Your task — Search the listing below for "öffnest". Copy each matching line.

══════════

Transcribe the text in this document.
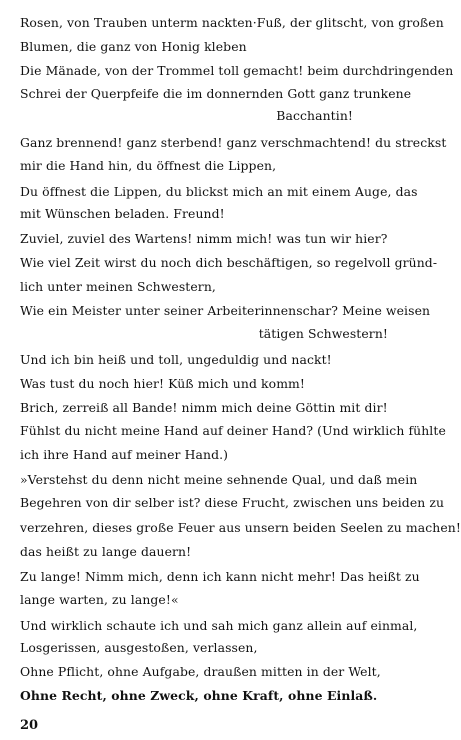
Rosen, von Trauben unterm nackten·Fuß, der glitscht, von großen
Blumen, die ganz von Honig kleben
Die Mänade, von der Trommel toll gemacht! beim durchdringenden
Schrei der Querpfeife die im donnernden Gott ganz trunkene
Bacchantin!
Ganz brennend! ganz sterbend! ganz verschmachtend! du streckst
mir die Hand hin, du öffnest die Lippen,
Du öffnest die Lippen, du blickst mich an mit einem Auge, das
mit Wünschen beladen. Freund!
Zuviel, zuviel des Wartens! nimm mich! was tun wir hier?
Wie viel Zeit wirst du noch dich beschäftigen, so regelvoll gründ-
lich unter meinen Schwestern,
Wie ein Meister unter seiner Arbeiterinnenschar? Meine weisen
tätigen Schwestern!
Und ich bin heiß und toll, ungeduldig und nackt!
Was tust du noch hier! Küß mich und komm!
Brich, zerreiß all Bande! nimm mich deine Göttin mit dir!
Fühlst du nicht meine Hand auf deiner Hand? (Und wirklich fühlte
ich ihre Hand auf meiner Hand.)
»Verstehst du denn nicht meine sehnende Qual, und daß mein
Begehren von dir selber ist? diese Frucht, zwischen uns beiden zu
verzehren, dieses große Feuer aus unsern beiden Seelen zu machen!
das heißt zu lange dauern!
Zu lange! Nimm mich, denn ich kann nicht mehr! Das heißt zu
lange warten, zu lange!«
Und wirklich schaute ich und sah mich ganz allein auf einmal,
Losgerissen, ausgestoßen, verlassen,
Ohne Pflicht, ohne Aufgabe, draußen mitten in der Welt,
Ohne Recht, ohne Zweck, ohne Kraft, ohne Einlaß.
20
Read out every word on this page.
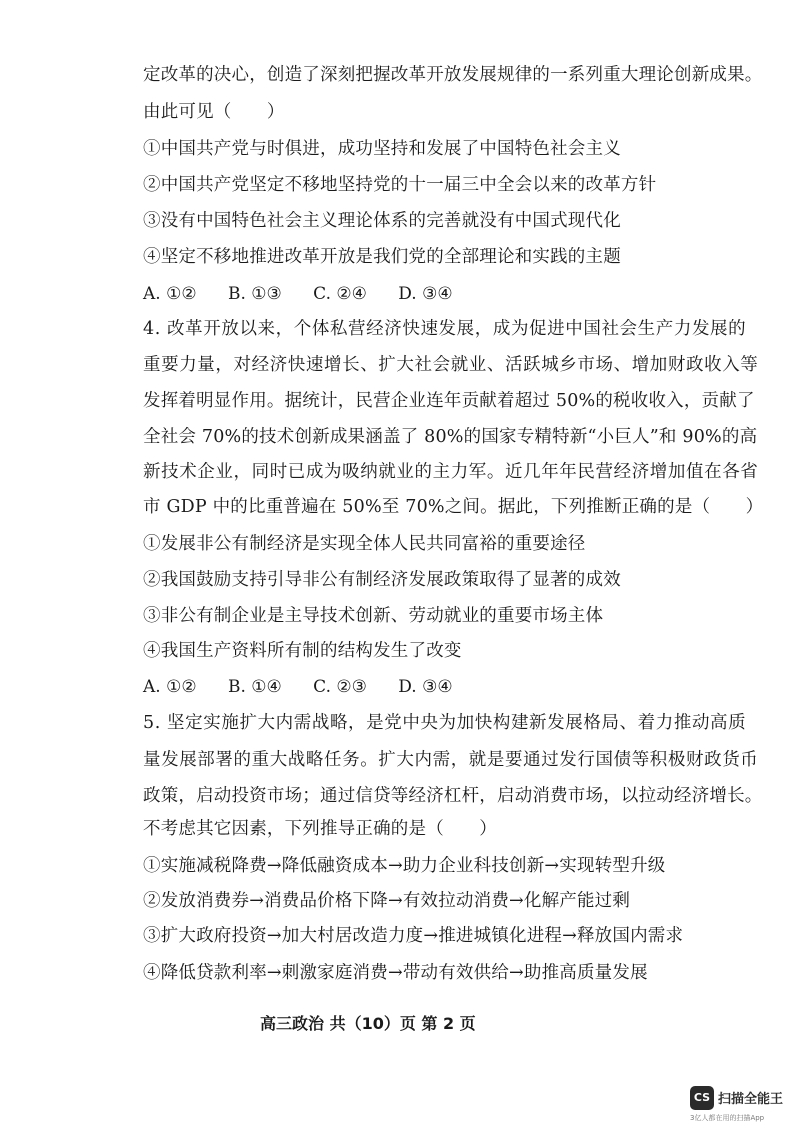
定改革的决心，创造了深刻把握改革开放发展规律的一系列重大理论创新成果。
由此可见（　　）
①中国共产党与时俱进，成功坚持和发展了中国特色社会主义
②中国共产党坚定不移地坚持党的十一届三中全会以来的改革方针
③没有中国特色社会主义理论体系的完善就没有中国式现代化
④坚定不移地推进改革开放是我们党的全部理论和实践的主题
A. ①② B. ①③ C. ②④ D. ③④
4. 改革开放以来，个体私营经济快速发展，成为促进中国社会生产力发展的
重要力量，对经济快速增长、扩大社会就业、活跃城乡市场、增加财政收入等
发挥着明显作用。据统计，民营企业连年贡献着超过 50%的税收收入，贡献了
全社会 70%的技术创新成果涵盖了 80%的国家专精特新“小巨人”和 90%的高
新技术企业，同时已成为吸纳就业的主力军。近几年年民营经济增加值在各省
市 GDP 中的比重普遍在 50%至 70%之间。据此，下列推断正确的是（　　）
①发展非公有制经济是实现全体人民共同富裕的重要途径
②我国鼓励支持引导非公有制经济发展政策取得了显著的成效
③非公有制企业是主导技术创新、劳动就业的重要市场主体
④我国生产资料所有制的结构发生了改变
A. ①② B. ①④ C. ②③ D. ③④
5. 坚定实施扩大内需战略，是党中央为加快构建新发展格局、着力推动高质
量发展部署的重大战略任务。扩大内需，就是要通过发行国债等积极财政货币
政策，启动投资市场；通过信贷等经济杠杆，启动消费市场，以拉动经济增长。
不考虑其它因素，下列推导正确的是（　　）
①实施减税降费→降低融资成本→助力企业科技创新→实现转型升级
②发放消费券→消费品价格下降→有效拉动消费→化解产能过剩
③扩大政府投资→加大村居改造力度→推进城镇化进程→释放国内需求
④降低贷款利率→刺激家庭消费→带动有效供给→助推高质量发展
高三政治 共（10）页 第 2 页
CS 扫描全能王
3亿人都在用的扫描App
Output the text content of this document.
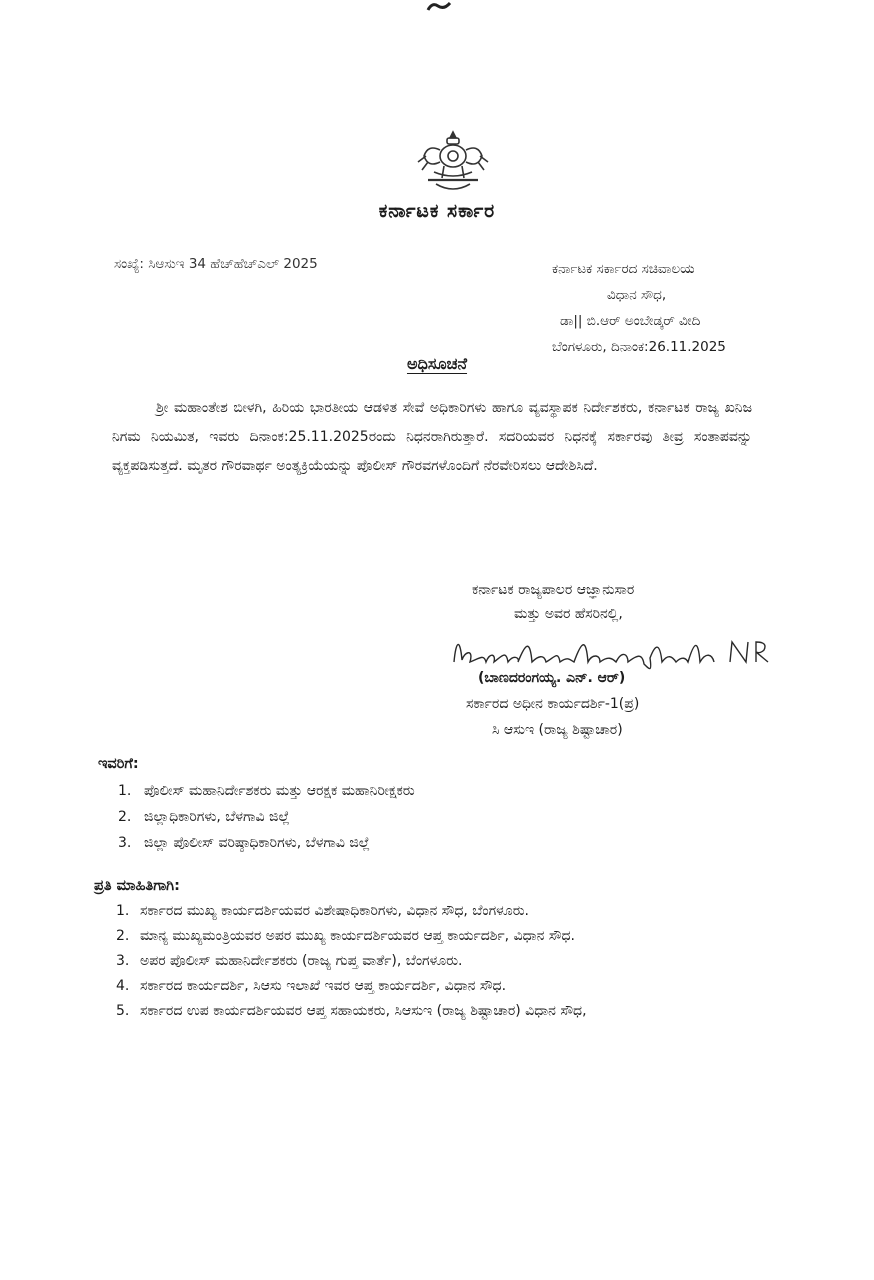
ಕರ್ನಾಟಕ ಸರ್ಕಾರ
ಸಂಖ್ಯೆ: ಸಿಆಸುಇ 34 ಹೆಚ್‌ಹೆಚ್‌ಎಲ್ 2025	ಕರ್ನಾಟಕ ಸರ್ಕಾರದ ಸಚಿವಾಲಯ
ವಿಧಾನ ಸೌಧ,
ಡಾ|| ಬಿ.ಆರ್ ಅಂಬೇಡ್ಕರ್ ವೀದಿ
ಬೆಂಗಳೂರು, ದಿನಾಂಕ:26.11.2025
ಅಧಿಸೂಚನೆ
ಶ್ರೀ ಮಹಾಂತೇಶ ಬೀಳಗಿ, ಹಿರಿಯ ಭಾರತೀಯ ಆಡಳಿತ ಸೇವೆ ಅಧಿಕಾರಿಗಳು ಹಾಗೂ ವ್ಯವಸ್ಥಾಪಕ ನಿರ್ದೇಶಕರು, ಕರ್ನಾಟಕ ರಾಜ್ಯ ಖನಿಜ ನಿಗಮ ನಿಯಮಿತ, ಇವರು ದಿನಾಂಕ:25.11.2025ರಂದು ನಿಧನರಾಗಿರುತ್ತಾರೆ. ಸದರಿಯವರ ನಿಧನಕ್ಕೆ ಸರ್ಕಾರವು ತೀವ್ರ ಸಂತಾಪವನ್ನು ವ್ಯಕ್ತಪಡಿಸುತ್ತದೆ. ಮೃತರ ಗೌರವಾರ್ಥ ಅಂತ್ಯಕ್ರಿಯೆಯನ್ನು ಪೊಲೀಸ್ ಗೌರವಗಳೊಂದಿಗೆ ನೆರವೇರಿಸಲು ಆದೇಶಿಸಿದೆ.
ಕರ್ನಾಟಕ ರಾಜ್ಯಪಾಲರ ಆಜ್ಞಾನುಸಾರ
ಮತ್ತು ಅವರ ಹೆಸರಿನಲ್ಲಿ,
(ಬಾಣದರಂಗಯ್ಯ. ಎನ್. ಆರ್)
ಸರ್ಕಾರದ ಅಧೀನ ಕಾರ್ಯದರ್ಶಿ-1(ಪ್ರ)
ಸಿ ಆಸುಇ (ರಾಜ್ಯ ಶಿಷ್ಟಾಚಾರ)
ಇವರಿಗೆ:
1. ಪೊಲೀಸ್ ಮಹಾನಿರ್ದೇಶಕರು ಮತ್ತು ಆರಕ್ಷಕ ಮಹಾನಿರೀಕ್ಷಕರು
2. ಜಿಲ್ಲಾಧಿಕಾರಿಗಳು, ಬೆಳಗಾವಿ ಜಿಲ್ಲೆ
3. ಜಿಲ್ಲಾ ಪೊಲೀಸ್ ವರಿಷ್ಠಾಧಿಕಾರಿಗಳು, ಬೆಳಗಾವಿ ಜಿಲ್ಲೆ
ಪ್ರತಿ ಮಾಹಿತಿಗಾಗಿ:
1. ಸರ್ಕಾರದ ಮುಖ್ಯ ಕಾರ್ಯದರ್ಶಿಯವರ ವಿಶೇಷಾಧಿಕಾರಿಗಳು, ವಿಧಾನ ಸೌಧ, ಬೆಂಗಳೂರು.
2. ಮಾನ್ಯ ಮುಖ್ಯಮಂತ್ರಿಯವರ ಅಪರ ಮುಖ್ಯ ಕಾರ್ಯದರ್ಶಿಯವರ ಆಪ್ತ ಕಾರ್ಯದರ್ಶಿ, ವಿಧಾನ ಸೌಧ.
3. ಅಪರ ಪೊಲೀಸ್ ಮಹಾನಿರ್ದೇಶಕರು (ರಾಜ್ಯ ಗುಪ್ತ ವಾರ್ತೆ), ಬೆಂಗಳೂರು.
4. ಸರ್ಕಾರದ ಕಾರ್ಯದರ್ಶಿ, ಸಿಆಸು ಇಲಾಖೆ ಇವರ ಆಪ್ತ ಕಾರ್ಯದರ್ಶಿ, ವಿಧಾನ ಸೌಧ.
5. ಸರ್ಕಾರದ ಉಪ ಕಾರ್ಯದರ್ಶಿಯವರ ಆಪ್ತ ಸಹಾಯಕರು, ಸಿಆಸುಇ (ರಾಜ್ಯ ಶಿಷ್ಟಾಚಾರ) ವಿಧಾನ ಸೌಧ,
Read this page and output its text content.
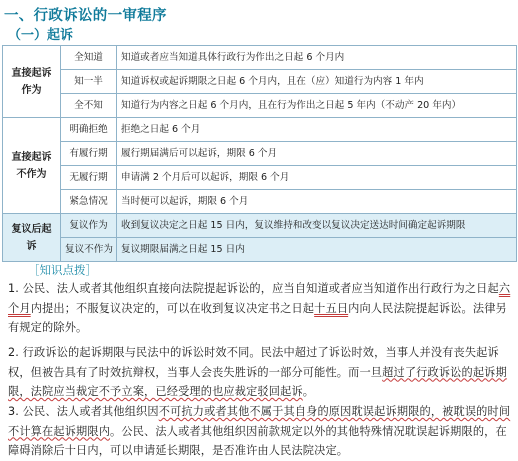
一、行政诉讼的一审程序
（一）起诉
直接起诉作为	全知道	知道或者应当知道具体行政行为作出之日起 6 个月内
	知一半	知道诉权或起诉期限之日起 6 个月内，且在（应）知道行为内容 1 年内
	全不知	知道行为内容之日起 6 个月内，且在行为作出之日起 5 年内（不动产 20 年内）
直接起诉不作为	明确拒绝	拒绝之日起 6 个月
	有履行期	履行期届满后可以起诉，期限 6 个月
	无履行期	申请满 2 个月后可以起诉，期限 6 个月
	紧急情况	当时便可以起诉，期限 6 个月
复议后起诉	复议作为	收到复议决定之日起 15 日内，复议维持和改变以复议决定送达时间确定起诉期限
	复议不作为	复议期限届满之日起 15 日内
［知识点拨］
1. 公民、法人或者其他组织直接向法院提起诉讼的，应当自知道或者应当知道作出行政行为之日起六个月内提出；不服复议决定的，可以在收到复议决定书之日起十五日内向人民法院提起诉讼。法律另有规定的除外。
2. 行政诉讼的起诉期限与民法中的诉讼时效不同。民法中超过了诉讼时效，当事人并没有丧失起诉权，但被告具有了时效抗辩权，当事人会丧失胜诉的一部分可能性。而一旦超过了行政诉讼的起诉期限，法院应当裁定不予立案，已经受理的也应裁定驳回起诉。
3. 公民、法人或者其他组织因不可抗力或者其他不属于其自身的原因耽误起诉期限的，被耽误的时间不计算在起诉期限内。公民、法人或者其他组织因前款规定以外的其他特殊情况耽误起诉期限的，在障碍消除后十日内，可以申请延长期限，是否准许由人民法院决定。
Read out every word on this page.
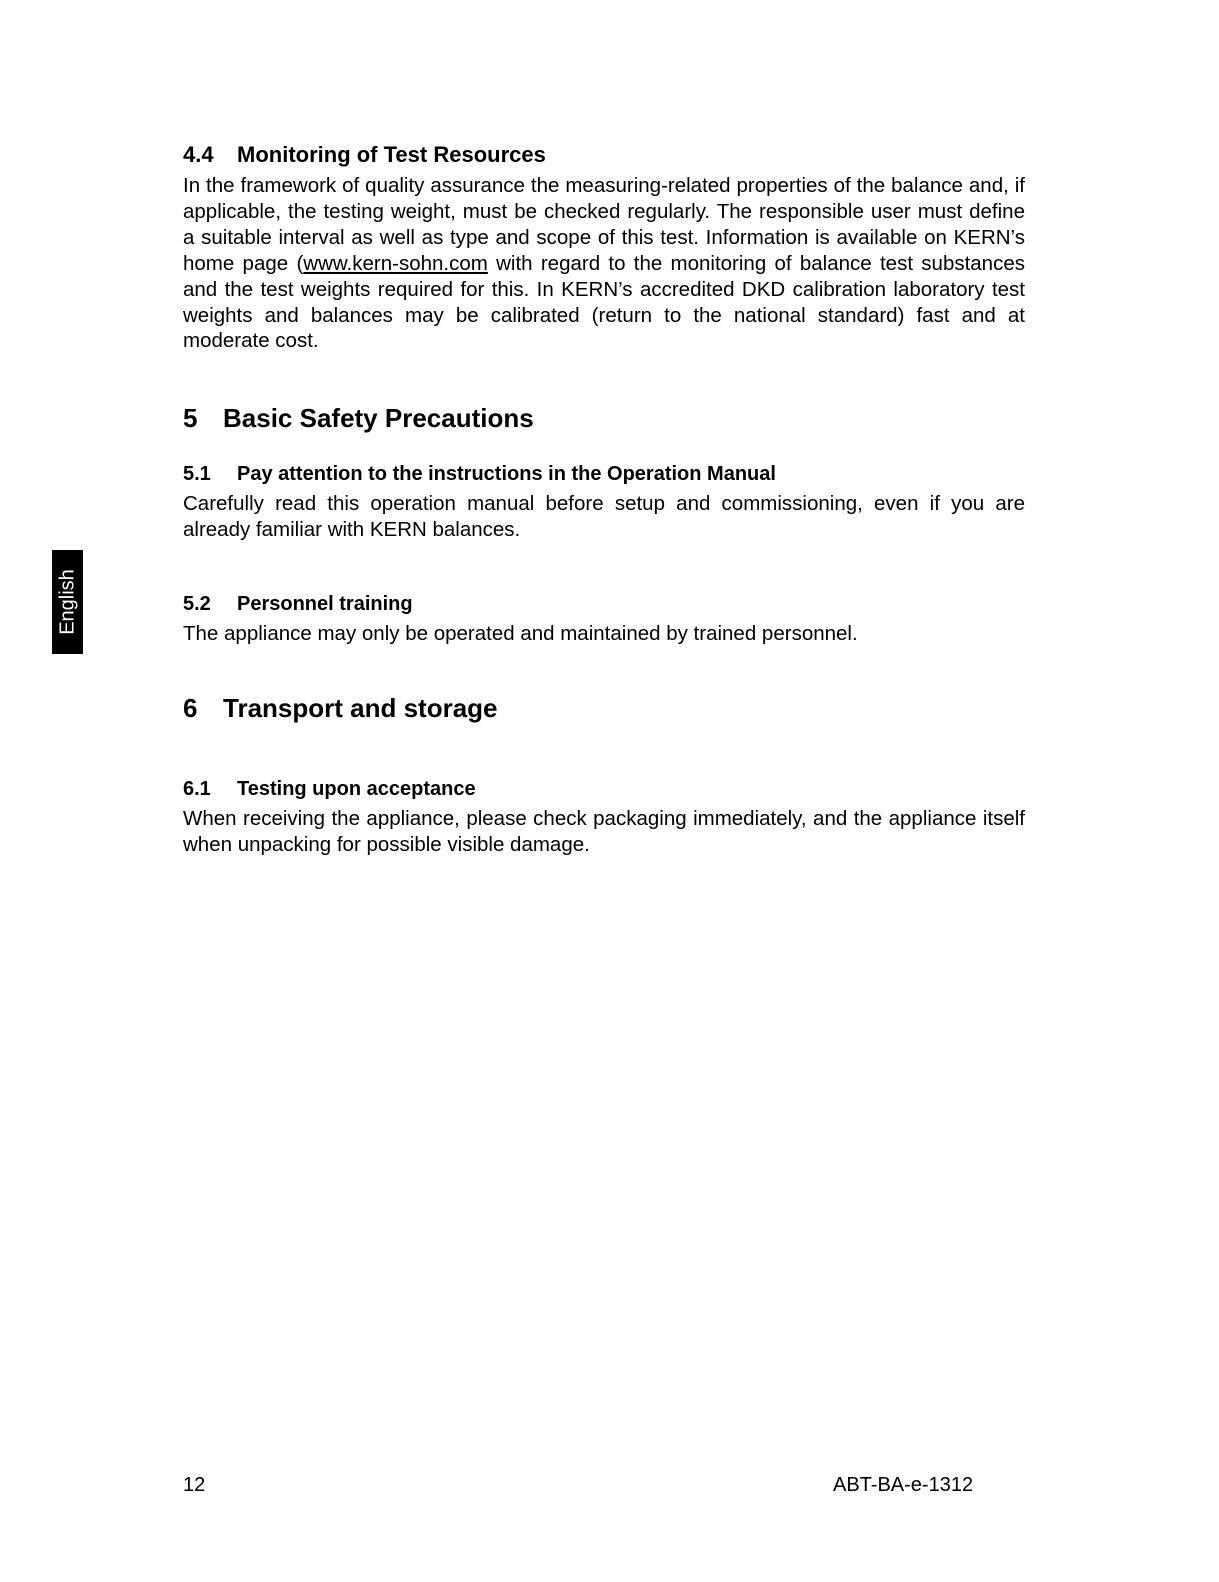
English
4.4 Monitoring of Test Resources

In the framework of quality assurance the measuring-related properties of the balance and, if applicable, the testing weight, must be checked regularly. The responsible user must define a suitable interval as well as type and scope of this test. Information is available on KERN’s home page (www.kern-sohn.com with regard to the monitoring of balance test substances and the test weights required for this. In KERN’s accredited DKD calibration laboratory test weights and balances may be calibrated (return to the national standard) fast and at moderate cost.

5 Basic Safety Precautions
5.1 Pay attention to the instructions in the Operation Manual

Carefully read this operation manual before setup and commissioning, even if you are already familiar with KERN balances.

5.2 Personnel training

The appliance may only be operated and maintained by trained personnel.

6 Transport and storage
6.1 Testing upon acceptance

When receiving the appliance, please check packaging immediately, and the appliance itself when unpacking for possible visible damage.

12	ABT-BA-e-1312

══════════

In response —
mir die Hand hin, du öffnest die Lippen,
Du öffnest die Lippen, du blickst mich an mit einem Auge, das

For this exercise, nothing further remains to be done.